## start Dataset rows
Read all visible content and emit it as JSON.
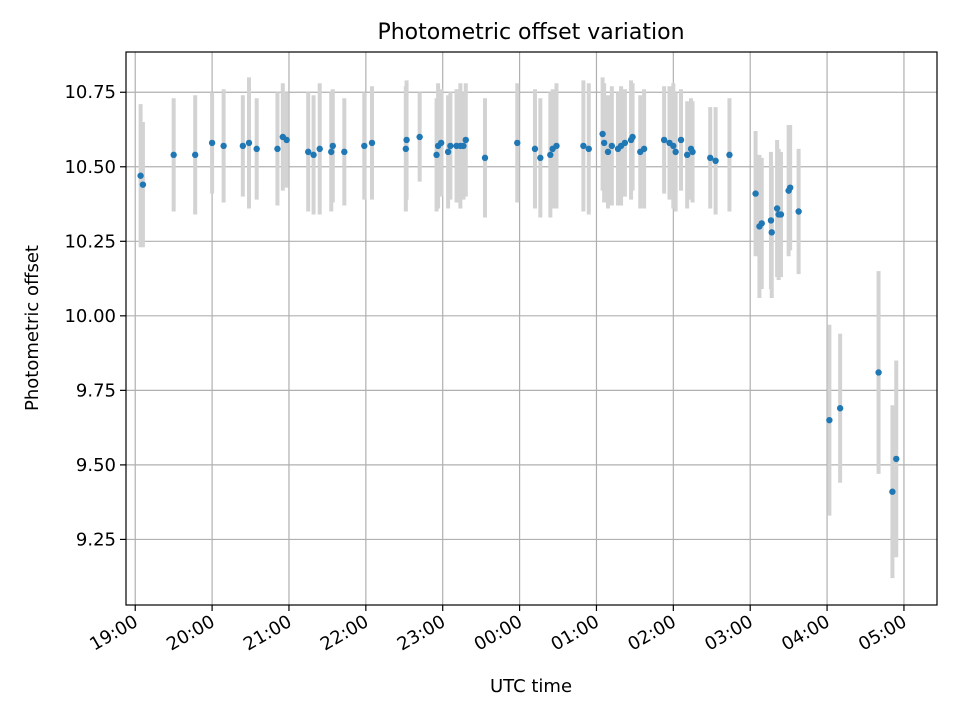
{
  "chart_data": {
    "type": "scatter",
    "title": "Photometric offset variation",
    "xlabel": "UTC time",
    "ylabel": "Photometric offset",
    "x_unit": "hours",
    "xlim": [
      18.88,
      29.43
    ],
    "ylim": [
      9.03,
      10.885
    ],
    "xticks": [
      19,
      20,
      21,
      22,
      23,
      24,
      25,
      26,
      27,
      28,
      29
    ],
    "xtick_labels": [
      "19:00",
      "20:00",
      "21:00",
      "22:00",
      "23:00",
      "00:00",
      "01:00",
      "02:00",
      "03:00",
      "04:00",
      "05:00"
    ],
    "yticks": [
      9.25,
      9.5,
      9.75,
      10.0,
      10.25,
      10.5,
      10.75
    ],
    "ytick_labels": [
      "9.25",
      "9.50",
      "9.75",
      "10.00",
      "10.25",
      "10.50",
      "10.75"
    ],
    "grid": true,
    "legend": "none",
    "colors": {
      "marker": "#1f77b4",
      "errorbar": "#d3d3d3",
      "grid": "#b0b0b0"
    },
    "series": [
      {
        "x": [
          19.07,
          19.1,
          19.5,
          19.78,
          20.0,
          20.15,
          20.4,
          20.48,
          20.58,
          20.85,
          20.92,
          20.97,
          21.25,
          21.32,
          21.4,
          21.55,
          21.57,
          21.72,
          21.98,
          22.08,
          22.52,
          22.53,
          22.7,
          22.92,
          22.94,
          22.98,
          23.07,
          23.1,
          23.18,
          23.23,
          23.27,
          23.3,
          23.55,
          23.97,
          24.2,
          24.27,
          24.4,
          24.43,
          24.48,
          24.83,
          24.9,
          25.08,
          25.1,
          25.15,
          25.2,
          25.28,
          25.32,
          25.37,
          25.45,
          25.47,
          25.57,
          25.62,
          25.88,
          25.95,
          26.0,
          26.03,
          26.1,
          26.18,
          26.23,
          26.25,
          26.48,
          26.55,
          26.73,
          27.07,
          27.12,
          27.15,
          27.27,
          27.28,
          27.35,
          27.37,
          27.4,
          27.5,
          27.52,
          27.63,
          28.03,
          28.17,
          28.67,
          28.85,
          28.9
        ],
        "y": [
          10.47,
          10.44,
          10.54,
          10.54,
          10.58,
          10.57,
          10.57,
          10.58,
          10.56,
          10.56,
          10.6,
          10.59,
          10.55,
          10.54,
          10.56,
          10.55,
          10.57,
          10.55,
          10.57,
          10.58,
          10.56,
          10.59,
          10.6,
          10.54,
          10.57,
          10.58,
          10.55,
          10.57,
          10.57,
          10.57,
          10.57,
          10.59,
          10.53,
          10.58,
          10.56,
          10.53,
          10.54,
          10.56,
          10.57,
          10.57,
          10.56,
          10.61,
          10.58,
          10.55,
          10.57,
          10.56,
          10.57,
          10.58,
          10.59,
          10.6,
          10.55,
          10.56,
          10.59,
          10.58,
          10.57,
          10.55,
          10.59,
          10.54,
          10.56,
          10.55,
          10.53,
          10.52,
          10.54,
          10.41,
          10.3,
          10.31,
          10.32,
          10.28,
          10.36,
          10.34,
          10.34,
          10.42,
          10.43,
          10.35,
          9.65,
          9.69,
          9.81,
          9.41,
          9.52
        ],
        "err": [
          0.24,
          0.21,
          0.19,
          0.2,
          0.17,
          0.19,
          0.17,
          0.22,
          0.17,
          0.19,
          0.18,
          0.16,
          0.2,
          0.2,
          0.22,
          0.2,
          0.19,
          0.18,
          0.18,
          0.19,
          0.21,
          0.2,
          0.15,
          0.19,
          0.21,
          0.18,
          0.19,
          0.18,
          0.19,
          0.21,
          0.18,
          0.19,
          0.2,
          0.2,
          0.2,
          0.2,
          0.21,
          0.2,
          0.21,
          0.22,
          0.22,
          0.19,
          0.2,
          0.19,
          0.2,
          0.19,
          0.2,
          0.18,
          0.2,
          0.18,
          0.19,
          0.2,
          0.18,
          0.19,
          0.21,
          0.2,
          0.17,
          0.18,
          0.17,
          0.17,
          0.17,
          0.18,
          0.19,
          0.21,
          0.24,
          0.22,
          0.23,
          0.22,
          0.23,
          0.22,
          0.21,
          0.22,
          0.21,
          0.21,
          0.32,
          0.25,
          0.34,
          0.29,
          0.33
        ]
      }
    ]
  }
}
## end Dataset rows
### Problem
List the lines of the records where "offset" occurs.

### The answer
    "title": "Photometric offset variation",
    "ylabel": "Photometric offset",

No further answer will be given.